*Text extract:*

Recently we talked about the effect the Americans with Disabilities Act has on commercial business security. Not complying with the ADA has severe consequences, including monetary damages, back pay, and civil penalties up to $55,000 for a first offense and $110,000 for subsequent violations.

While individual home security systems are not subject to those kinds of penalties, persons living with disabilities may experience an increased risk of property-related crime or physical injury in the event of an emergency.


Fire Safety


Fire safety is one of the biggest challenges people with disabilities face. United States Fire Administration data suggests fire is ten times more dangerous for people with disabilities. Let’s look at some of the issues and solutions for the CDC’s two most common types of disabilities: visual and hearing impairment.

Visually Impaired

While it is true that other senses improve when one is lost, in the case of the visually impaired, this could be a detriment when it comes to most standard fire alarms. The high-pitched sound of a fire security system coupled with the smoke and heat from a fire further impairing their sight can lead to disorientation.

For a person with visual impairment, stay away from conventional alarms. There are several options of alarms specifically designed for people who are visually impaired, including those that vibrate and some that will emit sounds, but only intermittently.

People who are visually impaired should have regular fire drills in their homes to know the best way out from a given room when the alarm sounds or vibrates. In the event of an actual fire, don’t try to rescue any items and get out as quickly as possible.

Hearing Impaired

As is the case for people who are visually impaired, there are an array of alarm systems designed specifically for those who are hearing impaired. Once again, the vibrating alarm is a good option. Another is known as a stroboscopic alarm that, instead of sending out bursts of sound, emits intense and frequently changing bursts of colored light.

*Data section:*

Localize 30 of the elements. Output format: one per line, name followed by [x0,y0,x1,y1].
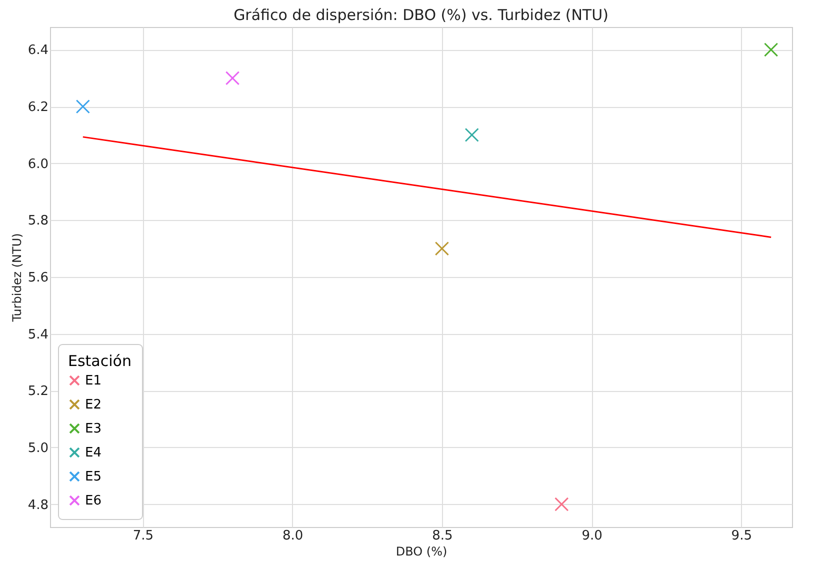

*Job 1:* What does United States Fire Administration data suggest about fire for people with disabilities, according to the fire safety article?
*Job 2:* Name every kind of alarm that the fire safety article describes as designed for people with visual or hearing impairment.
*Job 3:* Summarize the fire safety article in three sentences.

*Task answer 1:* Fire is ten times more dangerous for people with disabilities.

*Task answer 2:*
- Vibrating alarms
- Alarms that emit sounds only intermittently
- Stroboscopic alarms, which emit intense, frequently changing bursts of colored light

*Task answer 3:* Home security systems are not subject to the penalties that the Americans with Disabilities Act imposes on commercial businesses, but people with disabilities may face a higher risk of property-related crime or physical injury in an emergency. Fire is one of their biggest challenges, and United States Fire Administration data suggests it is ten times more dangerous for them. For people with visual or hearing impairment, the article recommends specially designed alarms, such as vibrating, intermittent-sound, or stroboscopic models, and it advises regular home fire drills for the visually impaired.